(Records from a collection of figures)
--------------------

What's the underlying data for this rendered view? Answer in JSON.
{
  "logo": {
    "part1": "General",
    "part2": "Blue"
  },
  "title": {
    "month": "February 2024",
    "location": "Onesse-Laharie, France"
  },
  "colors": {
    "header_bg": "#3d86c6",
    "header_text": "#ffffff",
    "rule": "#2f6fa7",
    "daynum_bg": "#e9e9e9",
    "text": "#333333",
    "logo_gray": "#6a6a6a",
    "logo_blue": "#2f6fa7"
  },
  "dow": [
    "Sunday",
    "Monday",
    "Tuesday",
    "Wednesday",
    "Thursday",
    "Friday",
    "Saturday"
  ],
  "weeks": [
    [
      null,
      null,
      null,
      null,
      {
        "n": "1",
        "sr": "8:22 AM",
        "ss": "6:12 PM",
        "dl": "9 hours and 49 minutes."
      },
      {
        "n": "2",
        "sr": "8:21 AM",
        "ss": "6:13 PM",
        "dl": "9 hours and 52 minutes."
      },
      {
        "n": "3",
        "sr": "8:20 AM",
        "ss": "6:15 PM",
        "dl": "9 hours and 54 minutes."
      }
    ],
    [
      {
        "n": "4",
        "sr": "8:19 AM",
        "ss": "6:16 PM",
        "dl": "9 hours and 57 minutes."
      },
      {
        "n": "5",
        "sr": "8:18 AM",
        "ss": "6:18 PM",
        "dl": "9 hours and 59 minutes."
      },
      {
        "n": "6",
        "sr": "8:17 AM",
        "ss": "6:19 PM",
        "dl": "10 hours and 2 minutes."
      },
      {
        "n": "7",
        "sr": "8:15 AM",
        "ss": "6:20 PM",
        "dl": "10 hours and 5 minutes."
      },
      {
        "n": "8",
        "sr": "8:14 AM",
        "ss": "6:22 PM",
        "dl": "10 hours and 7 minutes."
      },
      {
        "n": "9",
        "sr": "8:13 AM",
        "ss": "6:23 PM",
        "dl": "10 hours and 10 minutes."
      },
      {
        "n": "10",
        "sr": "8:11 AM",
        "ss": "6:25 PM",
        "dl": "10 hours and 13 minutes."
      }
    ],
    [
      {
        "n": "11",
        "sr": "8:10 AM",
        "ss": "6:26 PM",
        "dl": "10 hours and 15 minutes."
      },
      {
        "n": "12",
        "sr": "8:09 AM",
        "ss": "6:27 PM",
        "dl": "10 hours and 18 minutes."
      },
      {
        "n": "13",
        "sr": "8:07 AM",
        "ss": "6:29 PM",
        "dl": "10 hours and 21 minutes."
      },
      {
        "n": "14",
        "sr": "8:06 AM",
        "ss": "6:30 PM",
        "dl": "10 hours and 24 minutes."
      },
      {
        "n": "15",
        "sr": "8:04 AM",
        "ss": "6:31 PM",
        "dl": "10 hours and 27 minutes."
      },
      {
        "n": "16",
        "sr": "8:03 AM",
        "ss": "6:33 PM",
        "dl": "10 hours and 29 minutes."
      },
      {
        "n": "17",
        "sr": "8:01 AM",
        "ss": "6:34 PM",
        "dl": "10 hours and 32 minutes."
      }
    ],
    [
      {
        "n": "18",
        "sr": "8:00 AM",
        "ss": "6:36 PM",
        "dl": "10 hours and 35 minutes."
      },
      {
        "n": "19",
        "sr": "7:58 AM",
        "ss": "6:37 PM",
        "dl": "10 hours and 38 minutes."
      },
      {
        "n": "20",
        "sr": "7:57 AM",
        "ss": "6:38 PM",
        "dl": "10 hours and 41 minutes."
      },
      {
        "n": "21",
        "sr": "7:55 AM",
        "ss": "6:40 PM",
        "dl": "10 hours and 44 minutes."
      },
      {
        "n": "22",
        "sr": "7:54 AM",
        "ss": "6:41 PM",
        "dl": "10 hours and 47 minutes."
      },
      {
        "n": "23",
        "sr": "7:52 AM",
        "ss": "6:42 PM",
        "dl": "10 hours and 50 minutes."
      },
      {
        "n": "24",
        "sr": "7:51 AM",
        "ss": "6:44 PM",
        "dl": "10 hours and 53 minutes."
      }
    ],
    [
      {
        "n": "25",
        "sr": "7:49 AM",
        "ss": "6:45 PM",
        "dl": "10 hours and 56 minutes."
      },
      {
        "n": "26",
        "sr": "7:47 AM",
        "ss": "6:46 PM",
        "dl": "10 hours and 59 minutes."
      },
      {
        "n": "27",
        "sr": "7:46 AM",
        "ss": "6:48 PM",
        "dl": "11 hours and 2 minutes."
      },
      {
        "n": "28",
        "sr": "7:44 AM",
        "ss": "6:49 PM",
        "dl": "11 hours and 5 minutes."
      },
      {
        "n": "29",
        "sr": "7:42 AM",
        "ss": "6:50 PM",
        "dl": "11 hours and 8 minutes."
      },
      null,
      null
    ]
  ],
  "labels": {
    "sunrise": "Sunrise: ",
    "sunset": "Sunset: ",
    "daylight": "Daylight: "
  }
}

--------------------

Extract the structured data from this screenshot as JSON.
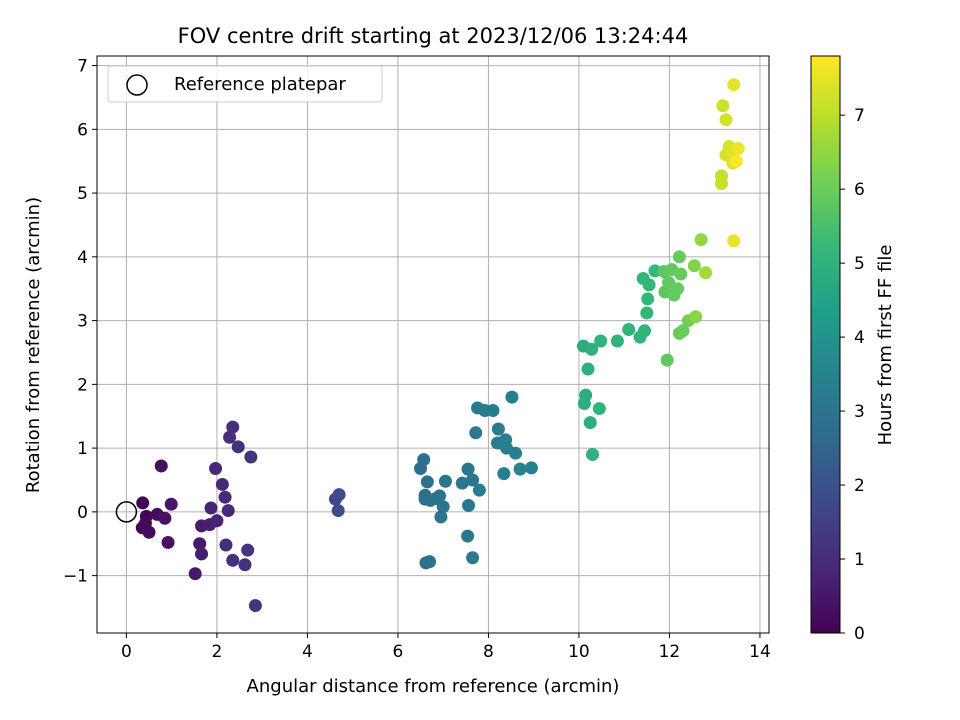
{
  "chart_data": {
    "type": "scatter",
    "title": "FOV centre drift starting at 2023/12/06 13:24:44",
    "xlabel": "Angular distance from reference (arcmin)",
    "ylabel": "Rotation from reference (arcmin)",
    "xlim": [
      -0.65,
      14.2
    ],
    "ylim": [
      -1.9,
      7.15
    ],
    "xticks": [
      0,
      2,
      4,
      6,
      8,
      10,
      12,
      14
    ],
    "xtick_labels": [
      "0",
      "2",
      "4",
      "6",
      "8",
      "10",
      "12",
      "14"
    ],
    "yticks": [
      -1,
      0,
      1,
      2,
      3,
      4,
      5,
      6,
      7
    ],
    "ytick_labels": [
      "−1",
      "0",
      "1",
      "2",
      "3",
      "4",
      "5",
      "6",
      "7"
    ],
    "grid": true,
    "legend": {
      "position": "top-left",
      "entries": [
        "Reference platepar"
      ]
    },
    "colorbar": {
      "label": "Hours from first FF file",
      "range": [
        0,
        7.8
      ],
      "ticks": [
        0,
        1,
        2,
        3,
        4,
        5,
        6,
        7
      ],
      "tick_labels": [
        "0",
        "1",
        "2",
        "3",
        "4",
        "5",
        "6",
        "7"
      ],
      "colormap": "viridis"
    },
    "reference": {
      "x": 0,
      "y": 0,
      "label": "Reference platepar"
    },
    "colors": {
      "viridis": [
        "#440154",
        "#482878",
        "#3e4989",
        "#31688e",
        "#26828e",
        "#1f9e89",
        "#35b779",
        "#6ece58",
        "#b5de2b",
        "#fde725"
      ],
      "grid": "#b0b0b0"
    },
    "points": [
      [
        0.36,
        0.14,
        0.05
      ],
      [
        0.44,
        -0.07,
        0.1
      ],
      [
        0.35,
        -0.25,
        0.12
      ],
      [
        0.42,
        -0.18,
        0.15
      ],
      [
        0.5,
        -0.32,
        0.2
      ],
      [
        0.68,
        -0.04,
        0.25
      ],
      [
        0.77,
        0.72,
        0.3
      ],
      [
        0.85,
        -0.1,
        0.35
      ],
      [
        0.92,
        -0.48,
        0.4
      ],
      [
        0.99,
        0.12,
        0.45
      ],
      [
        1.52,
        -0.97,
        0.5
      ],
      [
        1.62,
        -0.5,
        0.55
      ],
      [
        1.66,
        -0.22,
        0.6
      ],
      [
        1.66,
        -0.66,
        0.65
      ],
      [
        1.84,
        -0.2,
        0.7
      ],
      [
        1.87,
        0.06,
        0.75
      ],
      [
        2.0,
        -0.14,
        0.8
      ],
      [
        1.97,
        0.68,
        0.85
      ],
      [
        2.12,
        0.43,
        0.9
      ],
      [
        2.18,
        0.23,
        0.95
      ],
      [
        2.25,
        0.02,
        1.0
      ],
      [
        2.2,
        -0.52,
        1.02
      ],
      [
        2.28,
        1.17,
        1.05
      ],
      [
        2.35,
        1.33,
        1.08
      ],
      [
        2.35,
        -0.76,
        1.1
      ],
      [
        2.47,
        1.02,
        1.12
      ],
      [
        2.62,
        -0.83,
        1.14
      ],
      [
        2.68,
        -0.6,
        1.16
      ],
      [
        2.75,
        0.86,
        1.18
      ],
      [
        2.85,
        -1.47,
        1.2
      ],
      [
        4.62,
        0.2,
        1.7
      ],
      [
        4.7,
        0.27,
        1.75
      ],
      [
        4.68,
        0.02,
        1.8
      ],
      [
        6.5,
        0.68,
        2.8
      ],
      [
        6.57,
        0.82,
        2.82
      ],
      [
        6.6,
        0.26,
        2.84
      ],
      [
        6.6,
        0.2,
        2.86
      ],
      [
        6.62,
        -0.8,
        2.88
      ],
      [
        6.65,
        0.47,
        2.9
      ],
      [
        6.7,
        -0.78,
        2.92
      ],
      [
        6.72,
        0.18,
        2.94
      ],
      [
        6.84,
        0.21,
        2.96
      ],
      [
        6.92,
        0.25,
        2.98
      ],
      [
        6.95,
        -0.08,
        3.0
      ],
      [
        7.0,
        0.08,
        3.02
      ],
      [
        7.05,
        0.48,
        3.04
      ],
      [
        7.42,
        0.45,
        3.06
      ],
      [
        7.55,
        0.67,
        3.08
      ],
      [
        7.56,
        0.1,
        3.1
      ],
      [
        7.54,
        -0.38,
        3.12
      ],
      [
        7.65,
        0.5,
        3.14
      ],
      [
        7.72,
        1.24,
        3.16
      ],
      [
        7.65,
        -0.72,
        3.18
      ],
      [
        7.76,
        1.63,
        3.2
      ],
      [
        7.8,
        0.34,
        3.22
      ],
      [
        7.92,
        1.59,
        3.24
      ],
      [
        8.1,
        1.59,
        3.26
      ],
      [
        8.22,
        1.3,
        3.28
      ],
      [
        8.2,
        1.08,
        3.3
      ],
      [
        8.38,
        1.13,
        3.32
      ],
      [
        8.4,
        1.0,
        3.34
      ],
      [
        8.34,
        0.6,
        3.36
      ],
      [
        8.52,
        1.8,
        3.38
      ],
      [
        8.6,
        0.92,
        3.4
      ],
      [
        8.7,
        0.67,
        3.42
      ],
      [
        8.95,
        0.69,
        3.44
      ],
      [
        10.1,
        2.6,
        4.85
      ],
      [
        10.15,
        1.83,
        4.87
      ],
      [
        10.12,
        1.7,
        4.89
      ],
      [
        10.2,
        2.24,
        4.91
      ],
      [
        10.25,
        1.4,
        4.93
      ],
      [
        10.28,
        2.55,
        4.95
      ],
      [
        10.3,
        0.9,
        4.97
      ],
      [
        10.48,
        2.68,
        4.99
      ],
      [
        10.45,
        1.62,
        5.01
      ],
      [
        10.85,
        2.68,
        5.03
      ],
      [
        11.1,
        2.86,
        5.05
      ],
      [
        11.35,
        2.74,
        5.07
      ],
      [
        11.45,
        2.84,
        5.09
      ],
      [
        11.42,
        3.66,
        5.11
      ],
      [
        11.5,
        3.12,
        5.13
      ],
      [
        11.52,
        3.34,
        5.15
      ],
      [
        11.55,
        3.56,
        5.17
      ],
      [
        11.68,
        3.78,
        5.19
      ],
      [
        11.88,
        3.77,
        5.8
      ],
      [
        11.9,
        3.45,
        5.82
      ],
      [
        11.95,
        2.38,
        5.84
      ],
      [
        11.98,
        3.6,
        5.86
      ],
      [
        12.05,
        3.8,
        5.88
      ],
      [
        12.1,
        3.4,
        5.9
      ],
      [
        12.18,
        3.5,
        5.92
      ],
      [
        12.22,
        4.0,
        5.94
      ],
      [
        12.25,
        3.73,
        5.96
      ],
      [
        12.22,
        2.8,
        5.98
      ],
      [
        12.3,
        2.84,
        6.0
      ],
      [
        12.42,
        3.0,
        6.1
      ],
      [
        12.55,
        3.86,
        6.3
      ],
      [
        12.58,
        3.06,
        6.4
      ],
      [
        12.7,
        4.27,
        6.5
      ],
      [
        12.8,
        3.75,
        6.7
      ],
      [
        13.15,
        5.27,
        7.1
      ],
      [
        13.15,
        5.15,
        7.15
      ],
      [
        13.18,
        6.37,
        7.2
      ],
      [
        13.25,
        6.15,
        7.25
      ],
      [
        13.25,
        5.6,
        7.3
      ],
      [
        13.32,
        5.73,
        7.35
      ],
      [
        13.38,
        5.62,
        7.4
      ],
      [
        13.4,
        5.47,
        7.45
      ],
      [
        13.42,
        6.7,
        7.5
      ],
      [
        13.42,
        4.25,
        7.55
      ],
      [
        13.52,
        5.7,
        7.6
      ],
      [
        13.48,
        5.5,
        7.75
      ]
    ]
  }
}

--------------------

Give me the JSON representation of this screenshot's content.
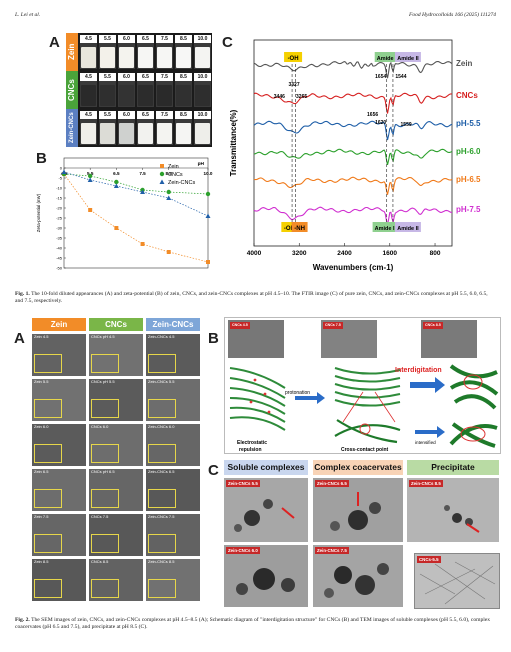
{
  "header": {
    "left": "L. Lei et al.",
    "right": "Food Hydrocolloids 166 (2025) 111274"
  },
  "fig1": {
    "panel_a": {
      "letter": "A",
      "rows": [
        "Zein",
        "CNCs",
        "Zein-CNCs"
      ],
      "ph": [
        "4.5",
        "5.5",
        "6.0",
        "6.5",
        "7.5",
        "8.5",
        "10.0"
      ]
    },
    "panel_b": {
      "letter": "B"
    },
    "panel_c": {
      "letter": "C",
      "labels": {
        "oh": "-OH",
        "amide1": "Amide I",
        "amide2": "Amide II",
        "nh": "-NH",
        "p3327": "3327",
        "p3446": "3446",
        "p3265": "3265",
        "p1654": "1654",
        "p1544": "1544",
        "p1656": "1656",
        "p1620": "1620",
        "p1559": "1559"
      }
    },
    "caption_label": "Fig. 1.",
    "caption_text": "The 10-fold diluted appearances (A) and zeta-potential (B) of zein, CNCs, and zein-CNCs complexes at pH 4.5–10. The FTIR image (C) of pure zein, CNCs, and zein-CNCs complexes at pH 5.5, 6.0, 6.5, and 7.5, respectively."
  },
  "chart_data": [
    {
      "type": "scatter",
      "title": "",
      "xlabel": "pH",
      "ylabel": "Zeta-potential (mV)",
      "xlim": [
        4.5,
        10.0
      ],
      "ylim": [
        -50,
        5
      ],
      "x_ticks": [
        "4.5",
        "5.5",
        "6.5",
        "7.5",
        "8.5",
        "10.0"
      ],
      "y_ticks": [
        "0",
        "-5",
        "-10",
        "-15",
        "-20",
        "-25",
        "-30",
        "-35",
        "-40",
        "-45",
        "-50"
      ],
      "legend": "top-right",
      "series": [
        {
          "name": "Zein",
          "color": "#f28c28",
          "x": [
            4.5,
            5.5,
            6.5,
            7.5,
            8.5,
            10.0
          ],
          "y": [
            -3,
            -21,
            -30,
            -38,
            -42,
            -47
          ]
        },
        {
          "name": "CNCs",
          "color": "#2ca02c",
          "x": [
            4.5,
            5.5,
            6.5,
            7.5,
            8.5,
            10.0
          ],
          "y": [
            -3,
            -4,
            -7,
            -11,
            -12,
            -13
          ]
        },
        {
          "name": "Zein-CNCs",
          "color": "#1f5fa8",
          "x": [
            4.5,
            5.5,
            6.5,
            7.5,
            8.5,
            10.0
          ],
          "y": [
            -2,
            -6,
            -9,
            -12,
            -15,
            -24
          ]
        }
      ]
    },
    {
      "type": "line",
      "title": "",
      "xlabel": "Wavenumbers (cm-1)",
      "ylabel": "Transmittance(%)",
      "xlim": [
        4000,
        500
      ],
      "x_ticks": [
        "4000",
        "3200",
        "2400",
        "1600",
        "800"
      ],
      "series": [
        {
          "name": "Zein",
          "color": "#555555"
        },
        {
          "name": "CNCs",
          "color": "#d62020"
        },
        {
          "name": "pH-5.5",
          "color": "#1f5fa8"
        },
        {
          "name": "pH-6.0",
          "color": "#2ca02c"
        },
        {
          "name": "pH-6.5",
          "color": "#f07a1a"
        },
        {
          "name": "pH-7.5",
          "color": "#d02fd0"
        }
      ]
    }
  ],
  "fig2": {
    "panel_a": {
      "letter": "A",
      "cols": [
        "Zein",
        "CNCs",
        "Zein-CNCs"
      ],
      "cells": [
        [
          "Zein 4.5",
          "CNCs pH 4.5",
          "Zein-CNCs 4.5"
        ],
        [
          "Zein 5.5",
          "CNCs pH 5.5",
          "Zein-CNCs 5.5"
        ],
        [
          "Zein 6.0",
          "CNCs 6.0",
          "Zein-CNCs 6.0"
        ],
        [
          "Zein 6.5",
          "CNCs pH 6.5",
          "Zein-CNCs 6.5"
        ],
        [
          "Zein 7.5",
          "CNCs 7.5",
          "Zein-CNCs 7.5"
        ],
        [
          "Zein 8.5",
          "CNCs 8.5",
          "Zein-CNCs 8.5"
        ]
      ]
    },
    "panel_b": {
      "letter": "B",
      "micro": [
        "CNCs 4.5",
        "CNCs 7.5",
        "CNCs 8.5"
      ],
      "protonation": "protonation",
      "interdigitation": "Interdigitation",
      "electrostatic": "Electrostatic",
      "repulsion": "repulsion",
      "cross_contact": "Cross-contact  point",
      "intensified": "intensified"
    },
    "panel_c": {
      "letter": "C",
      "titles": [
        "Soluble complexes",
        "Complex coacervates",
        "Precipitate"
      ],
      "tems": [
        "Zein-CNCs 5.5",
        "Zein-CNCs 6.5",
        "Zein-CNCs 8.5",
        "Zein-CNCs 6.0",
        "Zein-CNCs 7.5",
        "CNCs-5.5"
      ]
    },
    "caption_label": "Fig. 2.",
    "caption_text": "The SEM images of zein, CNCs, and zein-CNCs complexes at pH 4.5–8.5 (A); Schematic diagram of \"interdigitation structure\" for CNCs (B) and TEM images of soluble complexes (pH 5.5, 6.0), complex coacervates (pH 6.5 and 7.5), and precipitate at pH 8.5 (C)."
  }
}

--------------------

## WORK TO COMPLETE
Gather every line from the listing above in which the word "xlabel" appears.

## THE COMPLETED TASK
    "xlabel": "Angular distance from reference (arcmin)",
      "xlabel": "pH",
      "xlabel": "Wavenumbers (cm-1)",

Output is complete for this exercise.